INSTRUCTION:
In the text on the Sylvers album Forever Yours, what chart position did "Don't Stop, Get Off" reach on the US R&B charts?

Studio album by the Sylvers
- Released: August 31, 1978
- Recorded: 1977–1978
- Studios: Capitol, Hollywood, California
- Genres: Soul, disco
- Label: Casablanca
- Producer: Leon Sylvers III

The Sylvers chronology
| New Horizons (1977) | Forever Yours (1978) | Disco Fever (1979) |

= Forever Yours (The Sylvers album) =

Forever Yours is an album by the Los Angeles, California-based R&B group the Sylvers. Originally recorded when the Sylvers were still signed to Capitol Records, big brother Leon took over on production. Capitol did not like the new sound and rejected the album and dropped them. The Sylvers shopped the material elsewhere and by mid-1978 had signed with Casablanca Records. This would be their most critically acclaimed album, it would also be the last album Leon would be involved with for the family until 1981's album Concept as he would leave to become in-house producer for Dick Griffey's SOLAR Records. Two singles were released. "Don't Stop, Get Off" charted in late 1978 at number 15 on the US R&B charts. "Forever Yours" was the second single released in 1979 and didn't chart at all due to management shake-ups at Casablanca, even though it was sent to both pop and R&B radio stations.

GIVEN MATERIAL:

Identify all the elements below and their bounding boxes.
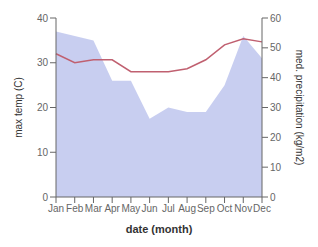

WRITTEN ANSWER:
Number 15